** DATA **
------

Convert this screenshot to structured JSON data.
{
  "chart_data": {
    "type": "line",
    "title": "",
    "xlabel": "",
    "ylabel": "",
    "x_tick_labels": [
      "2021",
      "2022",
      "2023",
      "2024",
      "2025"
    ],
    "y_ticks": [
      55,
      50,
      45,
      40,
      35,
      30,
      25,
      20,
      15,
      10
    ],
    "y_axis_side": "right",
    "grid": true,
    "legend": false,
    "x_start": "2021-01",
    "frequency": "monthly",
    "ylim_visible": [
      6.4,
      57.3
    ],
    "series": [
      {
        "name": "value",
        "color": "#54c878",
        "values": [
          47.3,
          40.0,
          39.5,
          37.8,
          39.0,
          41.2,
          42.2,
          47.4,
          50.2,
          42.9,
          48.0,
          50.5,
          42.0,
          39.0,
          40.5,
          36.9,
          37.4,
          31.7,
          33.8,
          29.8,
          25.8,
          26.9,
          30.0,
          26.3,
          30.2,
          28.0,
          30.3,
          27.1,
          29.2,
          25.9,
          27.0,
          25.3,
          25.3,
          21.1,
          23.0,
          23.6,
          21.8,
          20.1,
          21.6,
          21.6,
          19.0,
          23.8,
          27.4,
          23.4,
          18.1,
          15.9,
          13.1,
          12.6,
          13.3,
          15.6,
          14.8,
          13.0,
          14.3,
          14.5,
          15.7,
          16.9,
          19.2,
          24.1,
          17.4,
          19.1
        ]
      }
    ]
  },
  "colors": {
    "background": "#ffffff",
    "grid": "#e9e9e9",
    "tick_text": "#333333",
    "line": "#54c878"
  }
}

------

** YOUR INSTRUCTIONS **
The listing above must be transcribed exactly, line by line.

** EXPECTED OUTPUT **
Convert this screenshot to structured JSON data.
{
  "chart_data": {
    "type": "line",
    "title": "",
    "xlabel": "",
    "ylabel": "",
    "x_tick_labels": [
      "2021",
      "2022",
      "2023",
      "2024",
      "2025"
    ],
    "y_ticks": [
      55,
      50,
      45,
      40,
      35,
      30,
      25,
      20,
      15,
      10
    ],
    "y_axis_side": "right",
    "grid": true,
    "legend": false,
    "x_start": "2021-01",
    "frequency": "monthly",
    "ylim_visible": [
      6.4,
      57.3
    ],
    "series": [
      {
        "name": "value",
        "color": "#54c878",
        "values": [
          47.3,
          40.0,
          39.5,
          37.8,
          39.0,
          41.2,
          42.2,
          47.4,
          50.2,
          42.9,
          48.0,
          50.5,
          42.0,
          39.0,
          40.5,
          36.9,
          37.4,
          31.7,
          33.8,
          29.8,
          25.8,
          26.9,
          30.0,
          26.3,
          30.2,
          28.0,
          30.3,
          27.1,
          29.2,
          25.9,
          27.0,
          25.3,
          25.3,
          21.1,
          23.0,
          23.6,
          21.8,
          20.1,
          21.6,
          21.6,
          19.0,
          23.8,
          27.4,
          23.4,
          18.1,
          15.9,
          13.1,
          12.6,
          13.3,
          15.6,
          14.8,
          13.0,
          14.3,
          14.5,
          15.7,
          16.9,
          19.2,
          24.1,
          17.4,
          19.1
        ]
      }
    ]
  },
  "colors": {
    "background": "#ffffff",
    "grid": "#e9e9e9",
    "tick_text": "#333333",
    "line": "#54c878"
  }
}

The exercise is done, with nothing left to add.